§ **Exercise objective**: All of the data below should be written out exactly.
— Start —
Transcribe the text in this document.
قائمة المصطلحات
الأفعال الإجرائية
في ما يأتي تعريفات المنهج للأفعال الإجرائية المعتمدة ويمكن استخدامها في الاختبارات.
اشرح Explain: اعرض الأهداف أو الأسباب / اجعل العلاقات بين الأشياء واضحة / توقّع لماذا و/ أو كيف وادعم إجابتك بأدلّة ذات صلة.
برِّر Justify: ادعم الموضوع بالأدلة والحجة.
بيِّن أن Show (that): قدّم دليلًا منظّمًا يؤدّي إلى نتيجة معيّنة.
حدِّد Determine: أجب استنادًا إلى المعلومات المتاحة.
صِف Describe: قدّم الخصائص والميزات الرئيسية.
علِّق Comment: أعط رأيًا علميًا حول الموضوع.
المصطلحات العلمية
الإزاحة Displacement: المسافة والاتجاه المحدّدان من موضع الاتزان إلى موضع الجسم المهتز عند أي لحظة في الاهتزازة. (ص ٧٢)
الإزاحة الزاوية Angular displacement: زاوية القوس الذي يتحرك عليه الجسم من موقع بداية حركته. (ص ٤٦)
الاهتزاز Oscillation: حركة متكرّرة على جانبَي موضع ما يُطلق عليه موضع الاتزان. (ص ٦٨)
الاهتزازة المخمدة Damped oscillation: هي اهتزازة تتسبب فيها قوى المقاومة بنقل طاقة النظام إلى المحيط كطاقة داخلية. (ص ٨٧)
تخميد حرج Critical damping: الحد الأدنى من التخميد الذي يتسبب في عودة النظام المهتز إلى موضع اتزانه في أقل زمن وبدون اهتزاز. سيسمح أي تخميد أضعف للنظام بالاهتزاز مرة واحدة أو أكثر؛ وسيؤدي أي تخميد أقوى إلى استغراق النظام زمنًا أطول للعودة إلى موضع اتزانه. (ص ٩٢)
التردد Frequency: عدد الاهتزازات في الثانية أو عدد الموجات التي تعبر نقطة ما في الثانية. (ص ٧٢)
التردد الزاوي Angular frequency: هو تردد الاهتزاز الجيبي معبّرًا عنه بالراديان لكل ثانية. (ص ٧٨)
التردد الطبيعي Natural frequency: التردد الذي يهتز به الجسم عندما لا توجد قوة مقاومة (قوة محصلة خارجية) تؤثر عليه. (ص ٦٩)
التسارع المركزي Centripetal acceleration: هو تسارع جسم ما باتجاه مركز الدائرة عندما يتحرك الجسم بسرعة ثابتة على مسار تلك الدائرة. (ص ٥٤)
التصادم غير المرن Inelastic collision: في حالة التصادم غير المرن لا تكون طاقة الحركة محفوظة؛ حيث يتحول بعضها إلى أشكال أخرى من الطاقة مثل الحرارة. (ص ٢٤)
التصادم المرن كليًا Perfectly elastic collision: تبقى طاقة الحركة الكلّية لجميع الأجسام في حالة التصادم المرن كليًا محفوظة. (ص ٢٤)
— End —
§ **Response**:
Transcribe the text in this document.
قائمة المصطلحات
الأفعال الإجرائية
في ما يأتي تعريفات المنهج للأفعال الإجرائية المعتمدة ويمكن استخدامها في الاختبارات.
اشرح Explain: اعرض الأهداف أو الأسباب / اجعل العلاقات بين الأشياء واضحة / توقّع لماذا و/ أو كيف وادعم إجابتك بأدلّة ذات صلة.
برِّر Justify: ادعم الموضوع بالأدلة والحجة.
بيِّن أن Show (that): قدّم دليلًا منظّمًا يؤدّي إلى نتيجة معيّنة.
حدِّد Determine: أجب استنادًا إلى المعلومات المتاحة.
صِف Describe: قدّم الخصائص والميزات الرئيسية.
علِّق Comment: أعط رأيًا علميًا حول الموضوع.
المصطلحات العلمية
الإزاحة Displacement: المسافة والاتجاه المحدّدان من موضع الاتزان إلى موضع الجسم المهتز عند أي لحظة في الاهتزازة. (ص ٧٢)
الإزاحة الزاوية Angular displacement: زاوية القوس الذي يتحرك عليه الجسم من موقع بداية حركته. (ص ٤٦)
الاهتزاز Oscillation: حركة متكرّرة على جانبَي موضع ما يُطلق عليه موضع الاتزان. (ص ٦٨)
الاهتزازة المخمدة Damped oscillation: هي اهتزازة تتسبب فيها قوى المقاومة بنقل طاقة النظام إلى المحيط كطاقة داخلية. (ص ٨٧)
تخميد حرج Critical damping: الحد الأدنى من التخميد الذي يتسبب في عودة النظام المهتز إلى موضع اتزانه في أقل زمن وبدون اهتزاز. سيسمح أي تخميد أضعف للنظام بالاهتزاز مرة واحدة أو أكثر؛ وسيؤدي أي تخميد أقوى إلى استغراق النظام زمنًا أطول للعودة إلى موضع اتزانه. (ص ٩٢)
التردد Frequency: عدد الاهتزازات في الثانية أو عدد الموجات التي تعبر نقطة ما في الثانية. (ص ٧٢)
التردد الزاوي Angular frequency: هو تردد الاهتزاز الجيبي معبّرًا عنه بالراديان لكل ثانية. (ص ٧٨)
التردد الطبيعي Natural frequency: التردد الذي يهتز به الجسم عندما لا توجد قوة مقاومة (قوة محصلة خارجية) تؤثر عليه. (ص ٦٩)
التسارع المركزي Centripetal acceleration: هو تسارع جسم ما باتجاه مركز الدائرة عندما يتحرك الجسم بسرعة ثابتة على مسار تلك الدائرة. (ص ٥٤)
التصادم غير المرن Inelastic collision: في حالة التصادم غير المرن لا تكون طاقة الحركة محفوظة؛ حيث يتحول بعضها إلى أشكال أخرى من الطاقة مثل الحرارة. (ص ٢٤)
التصادم المرن كليًا Perfectly elastic collision: تبقى طاقة الحركة الكلّية لجميع الأجسام في حالة التصادم المرن كليًا محفوظة. (ص ٢٤)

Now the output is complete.